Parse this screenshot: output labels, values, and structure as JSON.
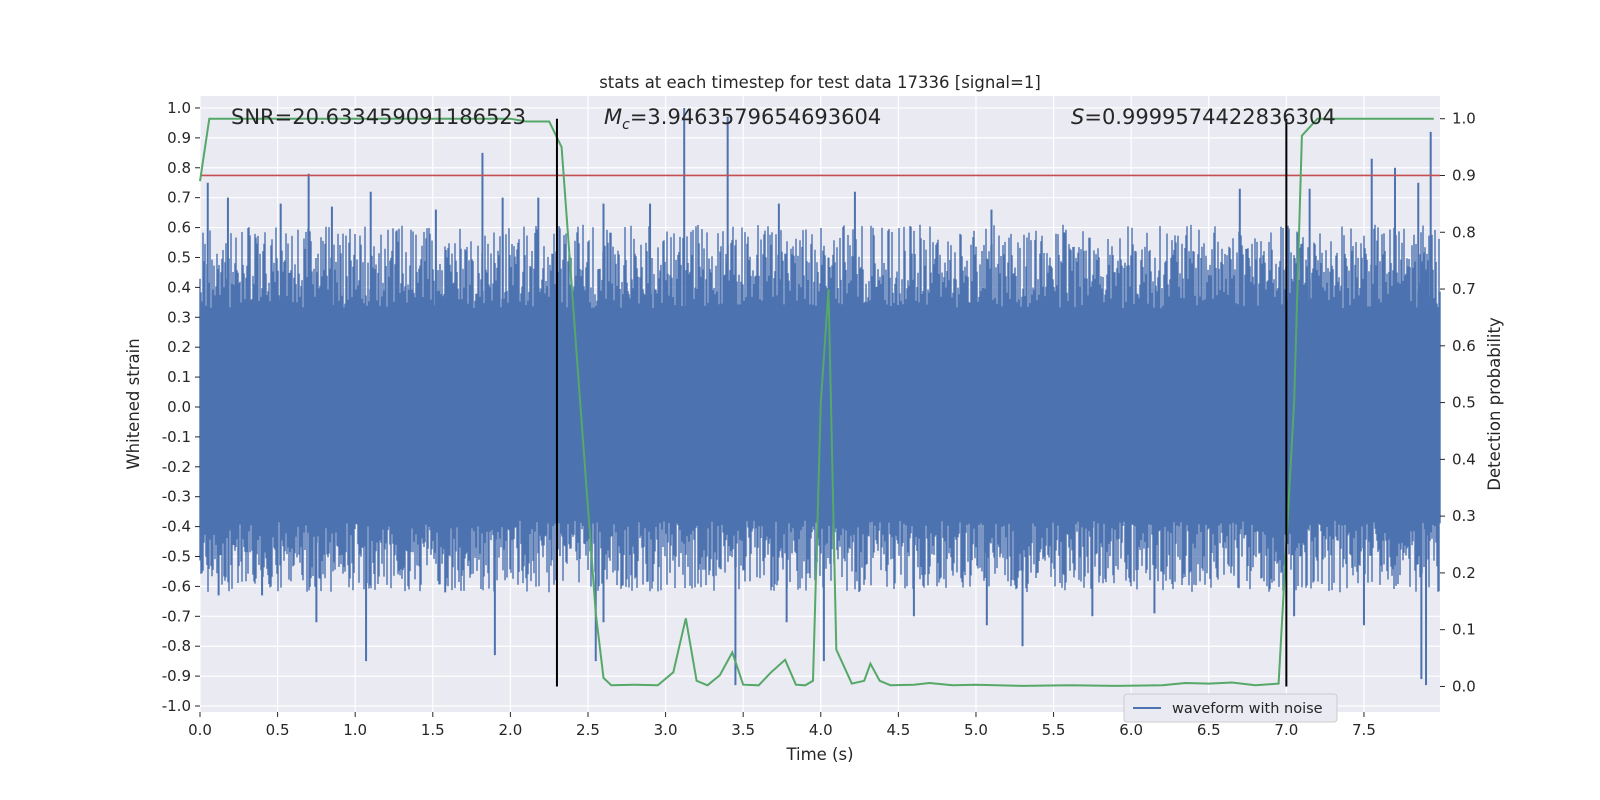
{
  "chart_data": {
    "type": "line",
    "title": "stats at each timestep for test data 17336 [signal=1]",
    "xlabel": "Time (s)",
    "ylabel": "Whitened strain",
    "y2label": "Detection probability",
    "xlim": [
      0.0,
      7.99
    ],
    "ylim": [
      -1.02,
      1.04
    ],
    "y2lim": [
      -0.045,
      1.04
    ],
    "xticks": [
      "0.0",
      "0.5",
      "1.0",
      "1.5",
      "2.0",
      "2.5",
      "3.0",
      "3.5",
      "4.0",
      "4.5",
      "5.0",
      "5.5",
      "6.0",
      "6.5",
      "7.0",
      "7.5"
    ],
    "yticks": [
      "1.0",
      "0.9",
      "0.8",
      "0.7",
      "0.6",
      "0.5",
      "0.4",
      "0.3",
      "0.2",
      "0.1",
      "0.0",
      "-0.1",
      "-0.2",
      "-0.3",
      "-0.4",
      "-0.5",
      "-0.6",
      "-0.7",
      "-0.8",
      "-0.9",
      "-1.0"
    ],
    "y2ticks": [
      "1.0",
      "0.9",
      "0.8",
      "0.7",
      "0.6",
      "0.5",
      "0.4",
      "0.3",
      "0.2",
      "0.1",
      "0.0"
    ],
    "grid": true,
    "legend": {
      "placement": "bottom-right",
      "entries": [
        "waveform with noise"
      ]
    },
    "annotations": {
      "snr": "SNR=20.633459091186523",
      "mc_symbol": "M",
      "mc_sub": "c",
      "mc_value": "=3.9463579654693604",
      "s_symbol": "S",
      "s_value": "=0.9999574422836304"
    },
    "threshold_y2": 0.9,
    "vertical_lines_x": [
      2.3,
      7.0
    ],
    "vertical_line_y2_range": [
      0.0,
      1.0
    ],
    "waveform_envelope": {
      "core_min": -0.38,
      "core_max": 0.33
    },
    "waveform_spikes": [
      {
        "x": 0.05,
        "y": 0.75
      },
      {
        "x": 0.18,
        "y": 0.7
      },
      {
        "x": 0.52,
        "y": 0.68
      },
      {
        "x": 0.7,
        "y": 0.78
      },
      {
        "x": 0.85,
        "y": 0.67
      },
      {
        "x": 1.1,
        "y": 0.72
      },
      {
        "x": 1.52,
        "y": 0.66
      },
      {
        "x": 1.82,
        "y": 0.85
      },
      {
        "x": 1.95,
        "y": 0.7
      },
      {
        "x": 2.18,
        "y": 0.7
      },
      {
        "x": 2.6,
        "y": 0.68
      },
      {
        "x": 2.9,
        "y": 0.68
      },
      {
        "x": 3.12,
        "y": 1.0
      },
      {
        "x": 3.4,
        "y": 0.97
      },
      {
        "x": 3.73,
        "y": 0.68
      },
      {
        "x": 4.05,
        "y": 0.5
      },
      {
        "x": 4.22,
        "y": 0.72
      },
      {
        "x": 5.1,
        "y": 0.66
      },
      {
        "x": 6.7,
        "y": 0.73
      },
      {
        "x": 7.15,
        "y": 0.73
      },
      {
        "x": 7.55,
        "y": 0.83
      },
      {
        "x": 7.7,
        "y": 0.8
      },
      {
        "x": 7.85,
        "y": 0.75
      },
      {
        "x": 7.93,
        "y": 0.92
      },
      {
        "x": 0.12,
        "y": -0.63
      },
      {
        "x": 0.4,
        "y": -0.63
      },
      {
        "x": 0.75,
        "y": -0.72
      },
      {
        "x": 1.07,
        "y": -0.85
      },
      {
        "x": 1.58,
        "y": -0.62
      },
      {
        "x": 1.9,
        "y": -0.83
      },
      {
        "x": 2.55,
        "y": -0.85
      },
      {
        "x": 2.6,
        "y": -0.72
      },
      {
        "x": 3.45,
        "y": -0.93
      },
      {
        "x": 3.78,
        "y": -0.72
      },
      {
        "x": 4.02,
        "y": -0.85
      },
      {
        "x": 4.6,
        "y": -0.7
      },
      {
        "x": 5.07,
        "y": -0.73
      },
      {
        "x": 5.3,
        "y": -0.8
      },
      {
        "x": 5.75,
        "y": -0.7
      },
      {
        "x": 6.15,
        "y": -0.69
      },
      {
        "x": 7.05,
        "y": -0.7
      },
      {
        "x": 7.5,
        "y": -0.73
      },
      {
        "x": 7.87,
        "y": -0.91
      },
      {
        "x": 7.9,
        "y": -0.93
      }
    ],
    "series": [
      {
        "name": "waveform with noise",
        "axis": "left",
        "color": "#4c72b0",
        "x": [
          0.0,
          7.99
        ],
        "y": [
          0.0,
          0.0
        ]
      },
      {
        "axis": "right",
        "color": "#55a868",
        "x": [
          0.0,
          0.06,
          0.2,
          0.5,
          1.0,
          1.5,
          2.0,
          2.1,
          2.25,
          2.33,
          2.45,
          2.55,
          2.6,
          2.65,
          2.8,
          2.95,
          3.05,
          3.13,
          3.2,
          3.27,
          3.35,
          3.43,
          3.5,
          3.6,
          3.68,
          3.77,
          3.84,
          3.9,
          3.95,
          4.0,
          4.05,
          4.1,
          4.2,
          4.28,
          4.32,
          4.38,
          4.45,
          4.6,
          4.7,
          4.85,
          5.0,
          5.3,
          5.6,
          5.9,
          6.2,
          6.35,
          6.5,
          6.65,
          6.8,
          6.95,
          7.05,
          7.1,
          7.2,
          7.5,
          7.95
        ],
        "y": [
          0.89,
          1.0,
          1.0,
          1.0,
          1.0,
          1.0,
          1.0,
          0.995,
          0.995,
          0.95,
          0.5,
          0.13,
          0.015,
          0.002,
          0.003,
          0.002,
          0.025,
          0.12,
          0.01,
          0.002,
          0.02,
          0.06,
          0.003,
          0.002,
          0.025,
          0.047,
          0.003,
          0.002,
          0.01,
          0.5,
          0.7,
          0.065,
          0.005,
          0.01,
          0.04,
          0.01,
          0.002,
          0.003,
          0.006,
          0.002,
          0.003,
          0.001,
          0.002,
          0.001,
          0.002,
          0.006,
          0.005,
          0.007,
          0.002,
          0.005,
          0.5,
          0.97,
          1.0,
          1.0,
          1.0
        ]
      },
      {
        "axis": "right",
        "color": "#c44e52",
        "x": [
          0.0,
          7.99
        ],
        "y": [
          0.9,
          0.9
        ]
      }
    ]
  }
}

◆ ◆ ◆ ◆ ◆

Given instruction:
Your copy should hold every record word for word and none of the pictures.

Correct answer:
Parse this screenshot: output labels, values, and structure as JSON.
{
  "chart_data": {
    "type": "line",
    "title": "stats at each timestep for test data 17336 [signal=1]",
    "xlabel": "Time (s)",
    "ylabel": "Whitened strain",
    "y2label": "Detection probability",
    "xlim": [
      0.0,
      7.99
    ],
    "ylim": [
      -1.02,
      1.04
    ],
    "y2lim": [
      -0.045,
      1.04
    ],
    "xticks": [
      "0.0",
      "0.5",
      "1.0",
      "1.5",
      "2.0",
      "2.5",
      "3.0",
      "3.5",
      "4.0",
      "4.5",
      "5.0",
      "5.5",
      "6.0",
      "6.5",
      "7.0",
      "7.5"
    ],
    "yticks": [
      "1.0",
      "0.9",
      "0.8",
      "0.7",
      "0.6",
      "0.5",
      "0.4",
      "0.3",
      "0.2",
      "0.1",
      "0.0",
      "-0.1",
      "-0.2",
      "-0.3",
      "-0.4",
      "-0.5",
      "-0.6",
      "-0.7",
      "-0.8",
      "-0.9",
      "-1.0"
    ],
    "y2ticks": [
      "1.0",
      "0.9",
      "0.8",
      "0.7",
      "0.6",
      "0.5",
      "0.4",
      "0.3",
      "0.2",
      "0.1",
      "0.0"
    ],
    "grid": true,
    "legend": {
      "placement": "bottom-right",
      "entries": [
        "waveform with noise"
      ]
    },
    "annotations": {
      "snr": "SNR=20.633459091186523",
      "mc_symbol": "M",
      "mc_sub": "c",
      "mc_value": "=3.9463579654693604",
      "s_symbol": "S",
      "s_value": "=0.9999574422836304"
    },
    "threshold_y2": 0.9,
    "vertical_lines_x": [
      2.3,
      7.0
    ],
    "vertical_line_y2_range": [
      0.0,
      1.0
    ],
    "waveform_envelope": {
      "core_min": -0.38,
      "core_max": 0.33
    },
    "waveform_spikes": [
      {
        "x": 0.05,
        "y": 0.75
      },
      {
        "x": 0.18,
        "y": 0.7
      },
      {
        "x": 0.52,
        "y": 0.68
      },
      {
        "x": 0.7,
        "y": 0.78
      },
      {
        "x": 0.85,
        "y": 0.67
      },
      {
        "x": 1.1,
        "y": 0.72
      },
      {
        "x": 1.52,
        "y": 0.66
      },
      {
        "x": 1.82,
        "y": 0.85
      },
      {
        "x": 1.95,
        "y": 0.7
      },
      {
        "x": 2.18,
        "y": 0.7
      },
      {
        "x": 2.6,
        "y": 0.68
      },
      {
        "x": 2.9,
        "y": 0.68
      },
      {
        "x": 3.12,
        "y": 1.0
      },
      {
        "x": 3.4,
        "y": 0.97
      },
      {
        "x": 3.73,
        "y": 0.68
      },
      {
        "x": 4.05,
        "y": 0.5
      },
      {
        "x": 4.22,
        "y": 0.72
      },
      {
        "x": 5.1,
        "y": 0.66
      },
      {
        "x": 6.7,
        "y": 0.73
      },
      {
        "x": 7.15,
        "y": 0.73
      },
      {
        "x": 7.55,
        "y": 0.83
      },
      {
        "x": 7.7,
        "y": 0.8
      },
      {
        "x": 7.85,
        "y": 0.75
      },
      {
        "x": 7.93,
        "y": 0.92
      },
      {
        "x": 0.12,
        "y": -0.63
      },
      {
        "x": 0.4,
        "y": -0.63
      },
      {
        "x": 0.75,
        "y": -0.72
      },
      {
        "x": 1.07,
        "y": -0.85
      },
      {
        "x": 1.58,
        "y": -0.62
      },
      {
        "x": 1.9,
        "y": -0.83
      },
      {
        "x": 2.55,
        "y": -0.85
      },
      {
        "x": 2.6,
        "y": -0.72
      },
      {
        "x": 3.45,
        "y": -0.93
      },
      {
        "x": 3.78,
        "y": -0.72
      },
      {
        "x": 4.02,
        "y": -0.85
      },
      {
        "x": 4.6,
        "y": -0.7
      },
      {
        "x": 5.07,
        "y": -0.73
      },
      {
        "x": 5.3,
        "y": -0.8
      },
      {
        "x": 5.75,
        "y": -0.7
      },
      {
        "x": 6.15,
        "y": -0.69
      },
      {
        "x": 7.05,
        "y": -0.7
      },
      {
        "x": 7.5,
        "y": -0.73
      },
      {
        "x": 7.87,
        "y": -0.91
      },
      {
        "x": 7.9,
        "y": -0.93
      }
    ],
    "series": [
      {
        "name": "waveform with noise",
        "axis": "left",
        "color": "#4c72b0",
        "x": [
          0.0,
          7.99
        ],
        "y": [
          0.0,
          0.0
        ]
      },
      {
        "axis": "right",
        "color": "#55a868",
        "x": [
          0.0,
          0.06,
          0.2,
          0.5,
          1.0,
          1.5,
          2.0,
          2.1,
          2.25,
          2.33,
          2.45,
          2.55,
          2.6,
          2.65,
          2.8,
          2.95,
          3.05,
          3.13,
          3.2,
          3.27,
          3.35,
          3.43,
          3.5,
          3.6,
          3.68,
          3.77,
          3.84,
          3.9,
          3.95,
          4.0,
          4.05,
          4.1,
          4.2,
          4.28,
          4.32,
          4.38,
          4.45,
          4.6,
          4.7,
          4.85,
          5.0,
          5.3,
          5.6,
          5.9,
          6.2,
          6.35,
          6.5,
          6.65,
          6.8,
          6.95,
          7.05,
          7.1,
          7.2,
          7.5,
          7.95
        ],
        "y": [
          0.89,
          1.0,
          1.0,
          1.0,
          1.0,
          1.0,
          1.0,
          0.995,
          0.995,
          0.95,
          0.5,
          0.13,
          0.015,
          0.002,
          0.003,
          0.002,
          0.025,
          0.12,
          0.01,
          0.002,
          0.02,
          0.06,
          0.003,
          0.002,
          0.025,
          0.047,
          0.003,
          0.002,
          0.01,
          0.5,
          0.7,
          0.065,
          0.005,
          0.01,
          0.04,
          0.01,
          0.002,
          0.003,
          0.006,
          0.002,
          0.003,
          0.001,
          0.002,
          0.001,
          0.002,
          0.006,
          0.005,
          0.007,
          0.002,
          0.005,
          0.5,
          0.97,
          1.0,
          1.0,
          1.0
        ]
      },
      {
        "axis": "right",
        "color": "#c44e52",
        "x": [
          0.0,
          7.99
        ],
        "y": [
          0.9,
          0.9
        ]
      }
    ]
  }
}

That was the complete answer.